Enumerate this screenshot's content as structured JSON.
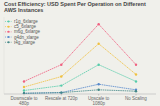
{
  "chart_data": {
    "type": "line",
    "title": "Cost Efficiency: USD Spent Per Operation on Different AWS Instances",
    "categories": [
      "Downscale to 480p",
      "Rescale at 720p",
      "Upscale to 1080p",
      "No Scaling"
    ],
    "series": [
      {
        "name": "r1g_6xlarge",
        "color": "#55ccaa",
        "values": [
          0.05,
          0.12,
          0.42,
          0.18
        ]
      },
      {
        "name": "c5_6xlarge",
        "color": "#f0c040",
        "values": [
          0.1,
          0.25,
          0.72,
          0.28
        ]
      },
      {
        "name": "m6g_6xlarge",
        "color": "#f06080",
        "values": [
          0.18,
          0.42,
          1.0,
          0.42
        ]
      },
      {
        "name": "g4dn_xlarge",
        "color": "#5588cc",
        "values": [
          0.01,
          0.02,
          0.14,
          0.06
        ]
      },
      {
        "name": "t4g_xlarge",
        "color": "#448888",
        "values": [
          0.01,
          0.02,
          0.06,
          0.04
        ]
      }
    ],
    "ylim": [
      0,
      1.1
    ],
    "tick_labels": "x",
    "legend": "upper left",
    "marker": "circle",
    "line_style": "dotted"
  }
}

====

** Task to carry out **
Each record must be quoted in full and exactly. Do not include the pictures.

** Task answer **
Enumerate this screenshot's content as structured JSON.
{
  "chart_data": {
    "type": "line",
    "title": "Cost Efficiency: USD Spent Per Operation on Different AWS Instances",
    "categories": [
      "Downscale to 480p",
      "Rescale at 720p",
      "Upscale to 1080p",
      "No Scaling"
    ],
    "series": [
      {
        "name": "r1g_6xlarge",
        "color": "#55ccaa",
        "values": [
          0.05,
          0.12,
          0.42,
          0.18
        ]
      },
      {
        "name": "c5_6xlarge",
        "color": "#f0c040",
        "values": [
          0.1,
          0.25,
          0.72,
          0.28
        ]
      },
      {
        "name": "m6g_6xlarge",
        "color": "#f06080",
        "values": [
          0.18,
          0.42,
          1.0,
          0.42
        ]
      },
      {
        "name": "g4dn_xlarge",
        "color": "#5588cc",
        "values": [
          0.01,
          0.02,
          0.14,
          0.06
        ]
      },
      {
        "name": "t4g_xlarge",
        "color": "#448888",
        "values": [
          0.01,
          0.02,
          0.06,
          0.04
        ]
      }
    ],
    "ylim": [
      0,
      1.1
    ],
    "tick_labels": "x",
    "legend": "upper left",
    "marker": "circle",
    "line_style": "dotted"
  }
}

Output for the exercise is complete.